- Directions for this task: Pull out every line below holding the word "largo".

|---|

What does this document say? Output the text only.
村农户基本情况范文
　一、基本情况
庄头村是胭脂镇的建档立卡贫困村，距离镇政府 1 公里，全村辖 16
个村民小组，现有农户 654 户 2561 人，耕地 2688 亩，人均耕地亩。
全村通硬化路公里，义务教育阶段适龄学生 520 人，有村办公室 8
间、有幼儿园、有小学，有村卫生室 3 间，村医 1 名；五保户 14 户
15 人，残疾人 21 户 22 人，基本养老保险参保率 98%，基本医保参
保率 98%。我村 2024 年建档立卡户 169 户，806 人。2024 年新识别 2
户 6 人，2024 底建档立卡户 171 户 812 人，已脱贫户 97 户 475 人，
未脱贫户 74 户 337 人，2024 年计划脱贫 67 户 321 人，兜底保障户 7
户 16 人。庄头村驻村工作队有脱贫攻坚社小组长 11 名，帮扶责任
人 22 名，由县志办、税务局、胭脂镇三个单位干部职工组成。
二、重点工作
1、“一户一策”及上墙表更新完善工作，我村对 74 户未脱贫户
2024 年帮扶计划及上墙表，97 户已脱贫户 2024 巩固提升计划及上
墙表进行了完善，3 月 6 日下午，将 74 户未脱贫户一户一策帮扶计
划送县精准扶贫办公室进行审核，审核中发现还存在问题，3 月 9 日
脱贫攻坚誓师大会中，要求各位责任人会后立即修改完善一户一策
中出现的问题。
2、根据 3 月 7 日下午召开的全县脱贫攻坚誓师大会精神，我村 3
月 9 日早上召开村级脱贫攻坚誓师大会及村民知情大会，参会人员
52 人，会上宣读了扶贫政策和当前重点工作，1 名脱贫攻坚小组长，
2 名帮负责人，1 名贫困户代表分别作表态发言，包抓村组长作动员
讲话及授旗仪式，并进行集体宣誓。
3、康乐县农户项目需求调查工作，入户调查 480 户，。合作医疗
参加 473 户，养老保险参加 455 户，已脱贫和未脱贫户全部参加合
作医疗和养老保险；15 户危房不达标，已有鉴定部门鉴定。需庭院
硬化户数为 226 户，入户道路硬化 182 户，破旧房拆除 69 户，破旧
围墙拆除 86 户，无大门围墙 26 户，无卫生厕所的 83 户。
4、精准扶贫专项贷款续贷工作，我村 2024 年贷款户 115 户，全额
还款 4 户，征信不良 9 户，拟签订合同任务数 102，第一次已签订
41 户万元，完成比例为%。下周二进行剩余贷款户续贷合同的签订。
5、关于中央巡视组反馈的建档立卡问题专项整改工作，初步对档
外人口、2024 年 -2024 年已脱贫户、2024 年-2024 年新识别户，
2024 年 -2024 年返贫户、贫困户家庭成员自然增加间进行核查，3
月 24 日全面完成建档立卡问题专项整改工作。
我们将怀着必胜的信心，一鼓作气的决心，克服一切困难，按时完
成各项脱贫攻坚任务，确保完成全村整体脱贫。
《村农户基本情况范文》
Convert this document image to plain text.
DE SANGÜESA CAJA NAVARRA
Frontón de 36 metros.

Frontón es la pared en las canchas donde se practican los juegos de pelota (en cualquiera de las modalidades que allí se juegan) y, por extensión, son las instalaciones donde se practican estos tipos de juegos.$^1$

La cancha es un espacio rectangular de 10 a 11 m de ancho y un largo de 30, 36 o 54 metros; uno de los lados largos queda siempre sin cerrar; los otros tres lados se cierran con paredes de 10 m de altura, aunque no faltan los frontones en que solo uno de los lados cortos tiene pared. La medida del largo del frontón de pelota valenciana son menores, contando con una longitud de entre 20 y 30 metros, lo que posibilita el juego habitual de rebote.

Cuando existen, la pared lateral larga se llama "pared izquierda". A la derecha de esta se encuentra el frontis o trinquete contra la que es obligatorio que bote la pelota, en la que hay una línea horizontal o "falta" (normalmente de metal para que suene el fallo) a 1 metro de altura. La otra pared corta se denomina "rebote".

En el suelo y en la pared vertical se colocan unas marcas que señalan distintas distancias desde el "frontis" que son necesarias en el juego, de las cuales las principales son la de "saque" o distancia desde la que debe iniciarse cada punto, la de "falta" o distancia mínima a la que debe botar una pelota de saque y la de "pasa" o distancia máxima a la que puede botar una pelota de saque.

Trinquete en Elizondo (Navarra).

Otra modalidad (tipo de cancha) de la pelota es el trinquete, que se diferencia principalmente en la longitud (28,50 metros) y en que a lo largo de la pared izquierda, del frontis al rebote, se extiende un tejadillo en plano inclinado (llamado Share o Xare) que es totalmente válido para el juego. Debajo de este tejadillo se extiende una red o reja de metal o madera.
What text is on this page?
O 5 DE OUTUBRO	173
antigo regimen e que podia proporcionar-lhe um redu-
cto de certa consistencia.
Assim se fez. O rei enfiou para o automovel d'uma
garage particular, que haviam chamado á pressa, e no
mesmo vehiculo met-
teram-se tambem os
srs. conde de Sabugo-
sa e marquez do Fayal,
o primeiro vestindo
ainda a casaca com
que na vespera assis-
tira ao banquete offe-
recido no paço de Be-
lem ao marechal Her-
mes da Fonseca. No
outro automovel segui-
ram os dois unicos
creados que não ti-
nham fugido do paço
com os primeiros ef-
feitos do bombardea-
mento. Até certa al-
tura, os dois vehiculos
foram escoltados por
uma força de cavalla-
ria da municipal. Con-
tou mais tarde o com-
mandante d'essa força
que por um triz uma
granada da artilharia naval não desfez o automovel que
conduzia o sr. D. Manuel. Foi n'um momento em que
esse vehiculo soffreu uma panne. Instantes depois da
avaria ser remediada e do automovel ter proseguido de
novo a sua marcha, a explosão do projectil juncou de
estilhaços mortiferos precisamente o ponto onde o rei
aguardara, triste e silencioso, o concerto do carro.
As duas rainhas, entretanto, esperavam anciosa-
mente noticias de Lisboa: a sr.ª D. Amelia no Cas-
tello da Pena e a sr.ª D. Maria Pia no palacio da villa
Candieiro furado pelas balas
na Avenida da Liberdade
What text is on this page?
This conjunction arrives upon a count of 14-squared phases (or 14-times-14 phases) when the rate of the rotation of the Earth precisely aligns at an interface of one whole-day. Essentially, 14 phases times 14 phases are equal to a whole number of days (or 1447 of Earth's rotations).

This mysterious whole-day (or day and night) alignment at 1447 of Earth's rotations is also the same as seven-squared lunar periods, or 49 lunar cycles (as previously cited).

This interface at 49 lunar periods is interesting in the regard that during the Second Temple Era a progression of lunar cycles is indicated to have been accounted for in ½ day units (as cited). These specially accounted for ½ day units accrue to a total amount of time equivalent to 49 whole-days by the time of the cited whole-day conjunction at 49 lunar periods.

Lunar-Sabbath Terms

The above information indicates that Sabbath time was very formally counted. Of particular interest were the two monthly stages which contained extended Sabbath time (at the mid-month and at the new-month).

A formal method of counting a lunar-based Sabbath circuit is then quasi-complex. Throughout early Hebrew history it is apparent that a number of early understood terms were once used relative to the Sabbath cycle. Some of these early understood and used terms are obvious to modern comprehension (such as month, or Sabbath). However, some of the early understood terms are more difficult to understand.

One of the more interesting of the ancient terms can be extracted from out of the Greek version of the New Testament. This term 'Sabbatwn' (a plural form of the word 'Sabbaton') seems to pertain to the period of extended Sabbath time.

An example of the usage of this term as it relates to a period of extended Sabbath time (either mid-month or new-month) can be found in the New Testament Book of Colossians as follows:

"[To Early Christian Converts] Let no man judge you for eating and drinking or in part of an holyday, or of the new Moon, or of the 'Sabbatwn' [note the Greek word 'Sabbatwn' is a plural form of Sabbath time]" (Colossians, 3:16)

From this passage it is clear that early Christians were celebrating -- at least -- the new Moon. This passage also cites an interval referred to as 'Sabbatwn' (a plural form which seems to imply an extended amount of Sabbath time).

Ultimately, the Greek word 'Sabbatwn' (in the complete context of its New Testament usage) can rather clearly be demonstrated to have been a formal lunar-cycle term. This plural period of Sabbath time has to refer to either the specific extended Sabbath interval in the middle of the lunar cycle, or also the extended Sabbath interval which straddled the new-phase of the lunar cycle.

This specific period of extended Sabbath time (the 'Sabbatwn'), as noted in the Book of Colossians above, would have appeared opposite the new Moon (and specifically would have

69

|---|

- Reply:
La cancha es un espacio rectangular de 10 a 11 m de ancho y un largo de 30, 36 o 54 metros; uno de los lados largos queda siempre sin cerrar; los otros tres lados se cierran con paredes de 10 m de altura, aunque no faltan los frontones en que solo uno de los lados cortos tiene pared. La medida del largo del frontón de pelota valenciana son menores, contando con una longitud de entre 20 y 30 metros, lo que posibilita el juego habitual de rebote.
Otra modalidad (tipo de cancha) de la pelota es el trinquete, que se diferencia principalmente en la longitud (28,50 metros) y en que a lo largo de la pared izquierda, del frontis al rebote, se extiende un tejadillo en plano inclinado (llamado Share o Xare) que es totalmente válido para el juego. Debajo de este tejadillo se extiende una red o reja de metal o madera.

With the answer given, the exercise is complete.